# [Document segment]
Mathematical Proof/Relations

Definition. (Relation) A relation ${\displaystyle R}$ from a set ${\displaystyle A}$ to a set ${\displaystyle B}$ is a subset of ${\displaystyle A\times B}$, i.e., ${\displaystyle R\subseteq A\times B}$. In particular, when ${\displaystyle A=B}$, we say that ${\displaystyle R}$ is a relation on ${\displaystyle A}$, and we have ${\displaystyle R\subseteq A\times A}$. If ${\displaystyle (a,b)\in R}$, then we say that ${\displaystyle a}$ is related to ${\displaystyle b}$ by ${\displaystyle R}$, and write ${\displaystyle aRb}$. On the other hand, if ${\displaystyle (a,b)\notin R}$, then we say that ${\displaystyle a}$ is not related to ${\displaystyle b}$ by ${\displaystyle R}$, and write ${\displaystyle a\not Rb}$.

# [Work instructions]
[a] List every phrase that the relations definition introduces with the words "we say that."
[b] Write the next part of the relations definition, picking up after its last sentence.
The material that comes after this has no role in the work.

# [Data extract]
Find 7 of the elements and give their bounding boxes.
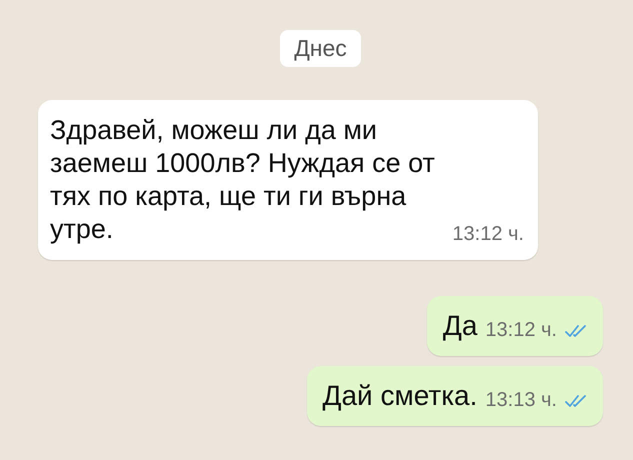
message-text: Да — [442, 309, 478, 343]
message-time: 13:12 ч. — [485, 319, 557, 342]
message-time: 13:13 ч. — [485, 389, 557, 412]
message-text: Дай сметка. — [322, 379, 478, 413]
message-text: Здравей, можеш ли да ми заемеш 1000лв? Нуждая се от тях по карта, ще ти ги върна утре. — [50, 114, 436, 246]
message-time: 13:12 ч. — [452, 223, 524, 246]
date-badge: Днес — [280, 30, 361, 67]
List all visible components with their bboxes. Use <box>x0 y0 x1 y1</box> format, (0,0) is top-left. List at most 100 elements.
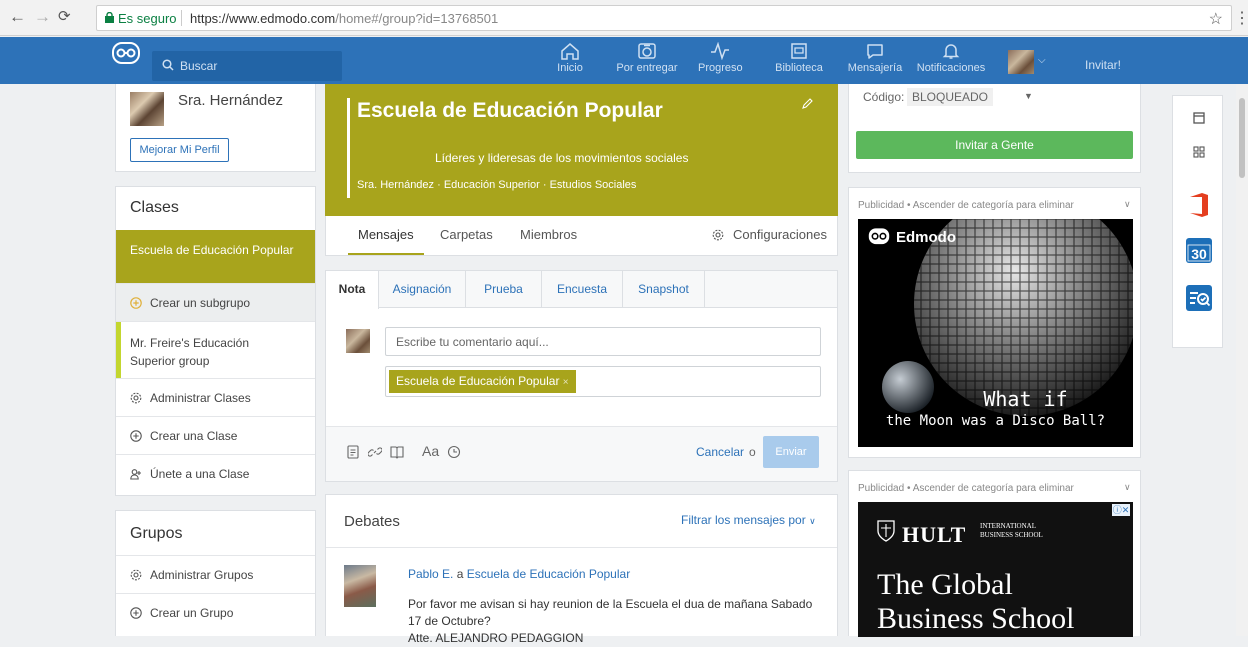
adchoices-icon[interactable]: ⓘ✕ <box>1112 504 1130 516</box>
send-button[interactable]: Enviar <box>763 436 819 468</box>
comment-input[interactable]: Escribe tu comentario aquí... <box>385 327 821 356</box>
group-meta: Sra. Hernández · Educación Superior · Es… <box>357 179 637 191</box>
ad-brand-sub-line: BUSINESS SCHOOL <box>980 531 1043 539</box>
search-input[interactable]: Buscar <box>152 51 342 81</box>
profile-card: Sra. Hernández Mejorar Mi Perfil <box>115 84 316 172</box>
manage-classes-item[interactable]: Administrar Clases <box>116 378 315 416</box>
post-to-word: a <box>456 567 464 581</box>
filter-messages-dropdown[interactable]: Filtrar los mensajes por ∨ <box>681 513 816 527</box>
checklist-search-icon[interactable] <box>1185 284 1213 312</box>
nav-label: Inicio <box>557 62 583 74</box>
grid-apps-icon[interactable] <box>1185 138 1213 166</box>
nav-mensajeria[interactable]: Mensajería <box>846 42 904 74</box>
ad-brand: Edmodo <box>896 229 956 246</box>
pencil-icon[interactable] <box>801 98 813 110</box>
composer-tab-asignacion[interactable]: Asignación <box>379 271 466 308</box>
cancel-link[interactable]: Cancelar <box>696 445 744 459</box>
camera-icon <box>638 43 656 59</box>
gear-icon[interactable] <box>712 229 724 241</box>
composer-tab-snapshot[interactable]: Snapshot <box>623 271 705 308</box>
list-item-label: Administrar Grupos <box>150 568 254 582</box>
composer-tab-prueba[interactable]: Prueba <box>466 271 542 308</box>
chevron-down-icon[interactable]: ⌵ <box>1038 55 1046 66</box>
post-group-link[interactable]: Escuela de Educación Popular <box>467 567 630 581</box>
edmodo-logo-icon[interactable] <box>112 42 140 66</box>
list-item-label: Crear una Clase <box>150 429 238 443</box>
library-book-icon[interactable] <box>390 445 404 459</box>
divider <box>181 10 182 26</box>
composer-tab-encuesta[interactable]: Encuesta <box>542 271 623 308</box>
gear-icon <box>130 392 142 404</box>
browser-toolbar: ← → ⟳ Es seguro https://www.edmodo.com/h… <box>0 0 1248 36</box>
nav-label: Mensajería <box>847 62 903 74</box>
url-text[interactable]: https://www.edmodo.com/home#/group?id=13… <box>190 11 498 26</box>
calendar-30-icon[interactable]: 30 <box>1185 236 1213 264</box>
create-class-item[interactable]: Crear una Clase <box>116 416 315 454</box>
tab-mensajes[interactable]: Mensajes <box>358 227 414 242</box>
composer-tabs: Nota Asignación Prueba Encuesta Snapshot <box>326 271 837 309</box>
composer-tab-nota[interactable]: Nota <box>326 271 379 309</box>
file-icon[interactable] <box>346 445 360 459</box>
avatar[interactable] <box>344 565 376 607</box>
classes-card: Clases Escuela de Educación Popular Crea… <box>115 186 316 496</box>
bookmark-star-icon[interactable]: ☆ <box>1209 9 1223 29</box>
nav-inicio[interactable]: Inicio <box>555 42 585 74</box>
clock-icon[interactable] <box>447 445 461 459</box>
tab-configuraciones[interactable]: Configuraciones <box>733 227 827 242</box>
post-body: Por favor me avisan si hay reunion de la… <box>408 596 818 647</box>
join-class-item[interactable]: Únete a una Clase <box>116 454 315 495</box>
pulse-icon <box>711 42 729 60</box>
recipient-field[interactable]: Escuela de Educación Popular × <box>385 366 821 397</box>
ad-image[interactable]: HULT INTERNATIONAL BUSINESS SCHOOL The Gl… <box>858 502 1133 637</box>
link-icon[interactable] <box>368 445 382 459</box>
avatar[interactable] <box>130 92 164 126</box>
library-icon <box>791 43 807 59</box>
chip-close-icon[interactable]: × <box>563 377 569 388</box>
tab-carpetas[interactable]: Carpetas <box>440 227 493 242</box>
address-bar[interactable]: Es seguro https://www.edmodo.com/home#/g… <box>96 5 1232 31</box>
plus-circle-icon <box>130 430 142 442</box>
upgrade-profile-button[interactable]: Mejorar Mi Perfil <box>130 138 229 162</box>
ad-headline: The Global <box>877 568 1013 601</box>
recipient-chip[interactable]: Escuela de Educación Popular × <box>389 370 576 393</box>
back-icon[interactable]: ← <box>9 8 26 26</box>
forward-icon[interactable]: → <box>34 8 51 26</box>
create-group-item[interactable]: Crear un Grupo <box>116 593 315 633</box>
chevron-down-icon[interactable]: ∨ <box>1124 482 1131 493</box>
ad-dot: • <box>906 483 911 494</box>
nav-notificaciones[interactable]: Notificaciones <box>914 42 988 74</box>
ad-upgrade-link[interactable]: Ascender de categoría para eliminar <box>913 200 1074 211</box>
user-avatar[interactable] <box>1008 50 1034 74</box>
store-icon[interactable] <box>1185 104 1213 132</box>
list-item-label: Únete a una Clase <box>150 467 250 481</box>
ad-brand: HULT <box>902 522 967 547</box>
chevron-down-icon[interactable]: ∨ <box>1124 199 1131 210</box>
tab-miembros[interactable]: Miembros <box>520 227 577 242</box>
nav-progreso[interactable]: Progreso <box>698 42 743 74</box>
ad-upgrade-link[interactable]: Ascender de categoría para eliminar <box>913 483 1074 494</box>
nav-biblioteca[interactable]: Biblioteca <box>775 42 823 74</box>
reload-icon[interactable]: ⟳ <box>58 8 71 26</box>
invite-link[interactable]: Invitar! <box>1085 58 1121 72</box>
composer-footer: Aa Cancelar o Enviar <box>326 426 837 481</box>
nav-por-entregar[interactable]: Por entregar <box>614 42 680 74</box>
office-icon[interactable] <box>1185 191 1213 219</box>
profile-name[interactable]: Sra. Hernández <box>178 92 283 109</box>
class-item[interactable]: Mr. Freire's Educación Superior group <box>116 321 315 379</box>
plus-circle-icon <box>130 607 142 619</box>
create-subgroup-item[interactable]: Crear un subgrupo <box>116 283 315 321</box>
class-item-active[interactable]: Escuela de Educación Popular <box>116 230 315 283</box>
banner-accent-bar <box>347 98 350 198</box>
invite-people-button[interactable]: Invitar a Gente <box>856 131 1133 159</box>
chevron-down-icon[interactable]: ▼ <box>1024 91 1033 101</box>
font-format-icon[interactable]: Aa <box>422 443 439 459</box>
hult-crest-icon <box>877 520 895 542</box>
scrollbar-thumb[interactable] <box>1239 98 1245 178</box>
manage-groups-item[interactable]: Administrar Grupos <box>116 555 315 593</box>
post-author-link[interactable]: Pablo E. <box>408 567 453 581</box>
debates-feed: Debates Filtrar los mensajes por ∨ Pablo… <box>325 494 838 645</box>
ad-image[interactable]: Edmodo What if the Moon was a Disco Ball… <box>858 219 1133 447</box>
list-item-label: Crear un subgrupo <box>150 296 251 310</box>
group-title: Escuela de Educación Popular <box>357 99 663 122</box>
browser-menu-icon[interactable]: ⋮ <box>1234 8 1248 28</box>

==

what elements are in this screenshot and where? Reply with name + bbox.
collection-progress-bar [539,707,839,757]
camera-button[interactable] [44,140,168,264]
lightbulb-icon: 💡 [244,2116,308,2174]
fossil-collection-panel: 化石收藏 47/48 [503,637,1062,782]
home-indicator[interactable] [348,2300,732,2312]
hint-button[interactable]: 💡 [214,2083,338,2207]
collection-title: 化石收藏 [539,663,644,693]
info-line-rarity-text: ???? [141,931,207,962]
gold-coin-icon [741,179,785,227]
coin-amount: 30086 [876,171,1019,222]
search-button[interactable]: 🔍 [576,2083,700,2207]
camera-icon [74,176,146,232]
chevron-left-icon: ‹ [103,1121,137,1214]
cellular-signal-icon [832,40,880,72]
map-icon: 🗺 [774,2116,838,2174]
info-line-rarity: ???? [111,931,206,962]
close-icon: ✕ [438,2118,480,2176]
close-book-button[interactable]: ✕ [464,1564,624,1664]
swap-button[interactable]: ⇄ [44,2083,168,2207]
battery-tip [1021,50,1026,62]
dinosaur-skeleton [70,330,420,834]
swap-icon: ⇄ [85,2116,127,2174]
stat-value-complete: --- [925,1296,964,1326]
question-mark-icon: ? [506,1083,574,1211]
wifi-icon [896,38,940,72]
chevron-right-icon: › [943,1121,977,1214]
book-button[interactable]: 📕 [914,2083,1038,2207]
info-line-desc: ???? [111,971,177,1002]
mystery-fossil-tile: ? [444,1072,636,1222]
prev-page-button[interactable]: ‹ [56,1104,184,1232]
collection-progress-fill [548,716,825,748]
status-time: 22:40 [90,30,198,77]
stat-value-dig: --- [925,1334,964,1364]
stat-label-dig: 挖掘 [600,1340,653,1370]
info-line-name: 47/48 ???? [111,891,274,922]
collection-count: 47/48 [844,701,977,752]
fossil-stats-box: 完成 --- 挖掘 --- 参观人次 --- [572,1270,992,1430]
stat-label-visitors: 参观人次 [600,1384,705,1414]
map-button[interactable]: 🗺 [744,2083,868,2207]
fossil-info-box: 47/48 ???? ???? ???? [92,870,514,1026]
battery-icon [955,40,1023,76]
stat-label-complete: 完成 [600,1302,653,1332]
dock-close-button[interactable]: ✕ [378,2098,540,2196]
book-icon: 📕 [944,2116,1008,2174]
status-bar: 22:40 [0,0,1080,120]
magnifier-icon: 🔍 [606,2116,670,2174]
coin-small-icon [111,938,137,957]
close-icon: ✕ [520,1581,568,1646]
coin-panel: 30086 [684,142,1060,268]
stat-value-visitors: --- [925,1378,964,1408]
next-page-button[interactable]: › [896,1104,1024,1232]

# [The answers]
[a]
- R is a relation on A
- a is related to b by R
- a is not related to b by R

[b]
Example. Let ${\displaystyle A=\{a,b,c\}}$, ${\displaystyle B=\{1,2,3,4\}}$, and ${\displaystyle R=\{(a,1),(b,1),(b,2),(c,3)\}}$. Since the set ${\displaystyle R}$ is a subset of ${\displaystyle A\times B}$, ${\displaystyle R}$ defines a relation from set ${\displaystyle A}$ to set ${\displaystyle B}$. Also, in this relation, ${\displaystyle a}$ is related to 1, ${\displaystyle b}$ is related to 1 and 2, ${\displaystyle c}$ is related to 3. Thus, we have ${\displaystyle aR1,bR1,bR2}$ and ${\displaystyle cR3}$. But, we have, say ${\displaystyle a\not R2}$ or ${\displaystyle d\not R4}$, since ${\displaystyle (a,2),(d,4)\notin R}$.

Exercise.

(a) Suggest a set ${\displaystyle S}$ that is not a relation from set ${\displaystyle A}$ to set ${\displaystyle B}$.

(b) Suggest a set ${\displaystyle T}$ that is a relation from set ${\displaystyle A}$ to set ${\displaystyle R}$.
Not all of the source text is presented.